Your task →
Every record must be repeated exactly; omit any pictures they contain.

Records from a collection of figures
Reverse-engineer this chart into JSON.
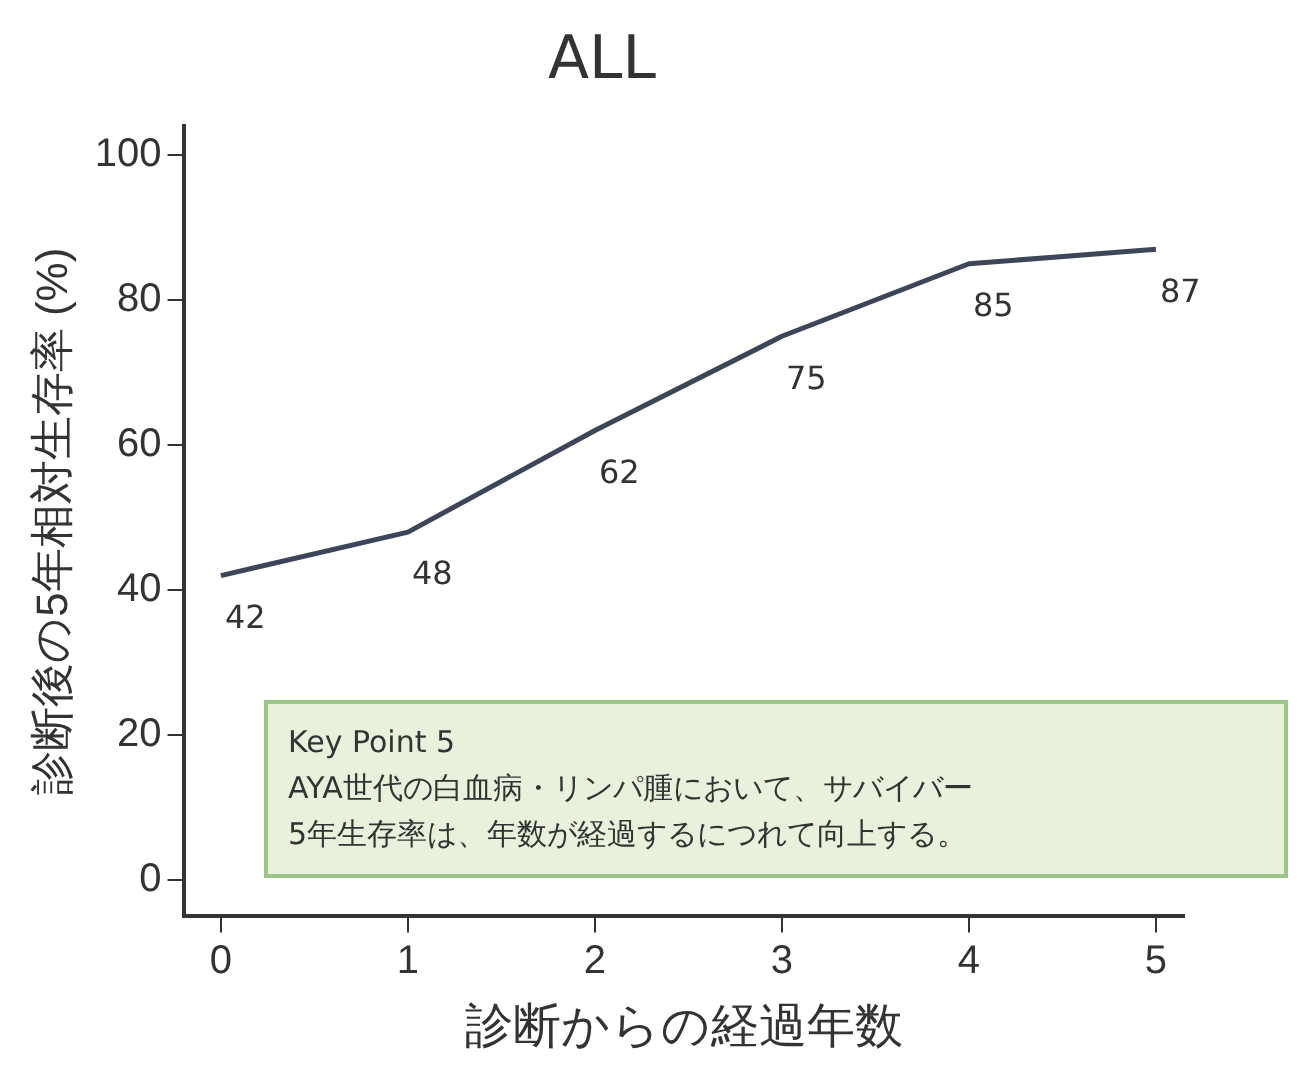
{
  "chart_data": {
    "type": "line",
    "title": "ALL",
    "xlabel": "診断からの経過年数",
    "ylabel": "診断後の5年相対生存率 (%)",
    "x": [
      0,
      1,
      2,
      3,
      4,
      5
    ],
    "series": [
      {
        "color": "#3d4658",
        "values": [
          42,
          48,
          62,
          75,
          85,
          87
        ]
      }
    ],
    "data_labels": true,
    "xlim": [
      -0.2,
      5.15
    ],
    "ylim": [
      -5,
      104
    ],
    "xticks": [
      0,
      1,
      2,
      3,
      4,
      5
    ],
    "yticks": [
      0,
      20,
      40,
      60,
      80,
      100
    ],
    "grid": false,
    "legend": false,
    "marker": "none",
    "line_style": "solid",
    "annotations": [
      "Key Point 5",
      "AYA世代の白血病・リンパ腫において、サバイバー",
      "5年生存率は、年数が経過するにつれて向上する。"
    ]
  }
}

Output for this task →
Reverse-engineer this chart into JSON.
{
  "chart_data": {
    "type": "line",
    "title": "ALL",
    "xlabel": "診断からの経過年数",
    "ylabel": "診断後の5年相対生存率 (%)",
    "x": [
      0,
      1,
      2,
      3,
      4,
      5
    ],
    "series": [
      {
        "color": "#3d4658",
        "values": [
          42,
          48,
          62,
          75,
          85,
          87
        ]
      }
    ],
    "data_labels": true,
    "xlim": [
      -0.2,
      5.15
    ],
    "ylim": [
      -5,
      104
    ],
    "xticks": [
      0,
      1,
      2,
      3,
      4,
      5
    ],
    "yticks": [
      0,
      20,
      40,
      60,
      80,
      100
    ],
    "grid": false,
    "legend": false,
    "marker": "none",
    "line_style": "solid",
    "annotations": [
      "Key Point 5",
      "AYA世代の白血病・リンパ腫において、サバイバー",
      "5年生存率は、年数が経過するにつれて向上する。"
    ]
  }
}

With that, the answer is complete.